━━ Provided records ━━
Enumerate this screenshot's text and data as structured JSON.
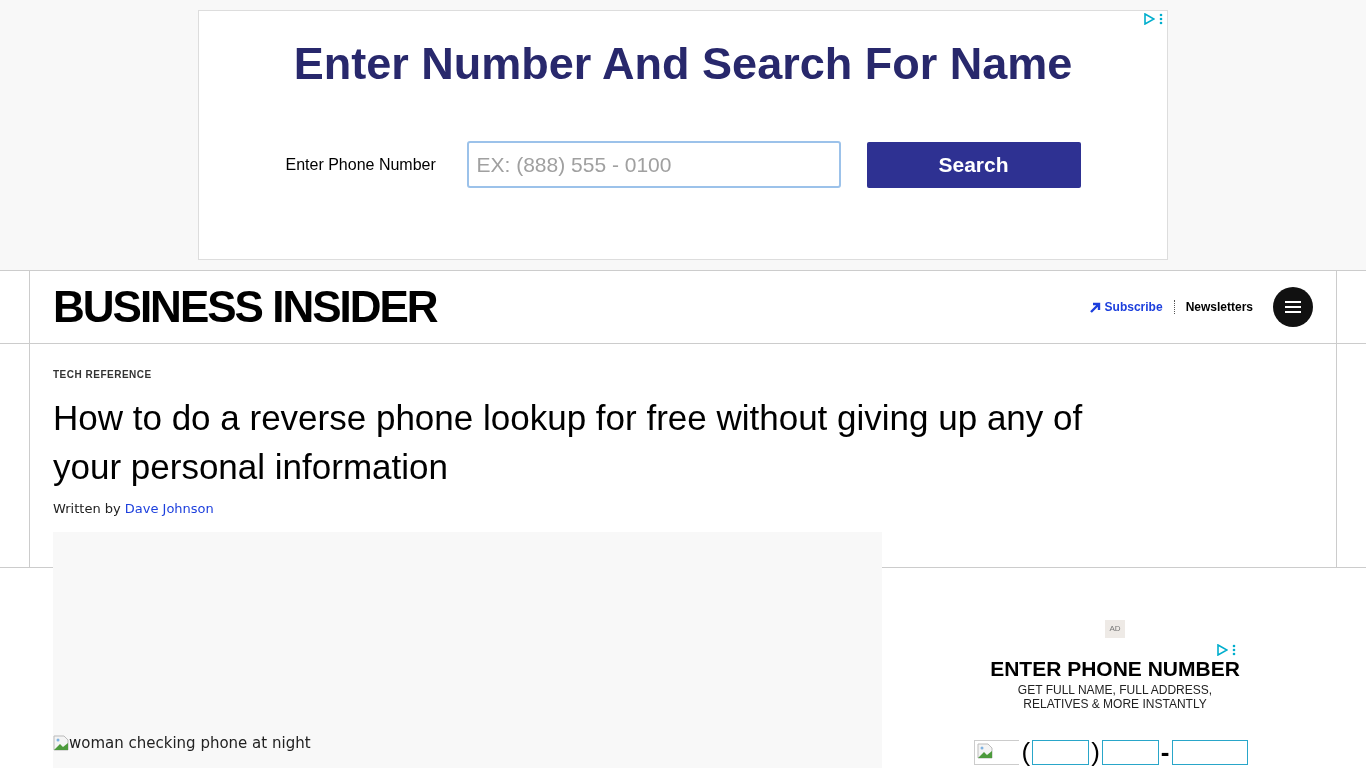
{
  "top_ad": {
    "title": "Enter Number And Search For Name",
    "label": "Enter Phone Number",
    "placeholder": "EX: (888) 555 - 0100",
    "button": "Search"
  },
  "header": {
    "logo": "BUSINESS INSIDER",
    "subscribe": "Subscribe",
    "newsletters": "Newsletters"
  },
  "article": {
    "category": "TECH REFERENCE",
    "title": "How to do a reverse phone lookup for free without giving up any of your personal information",
    "byline_prefix": "Written by",
    "author": "Dave Johnson",
    "image_alt": "woman checking phone at night"
  },
  "side_ad": {
    "badge": "AD",
    "title": "ENTER PHONE NUMBER",
    "subtitle_lines": [
      "GET FULL NAME, FULL ADDRESS,",
      "RELATIVES & MORE INSTANTLY"
    ],
    "open_paren": "(",
    "close_paren": ")",
    "dash": "-"
  }
}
━━━
Aim:
Which lines contain "Search"? Copy each of them.

Full solution:
    "title": "Enter Number And Search For Name",
    "button": "Search"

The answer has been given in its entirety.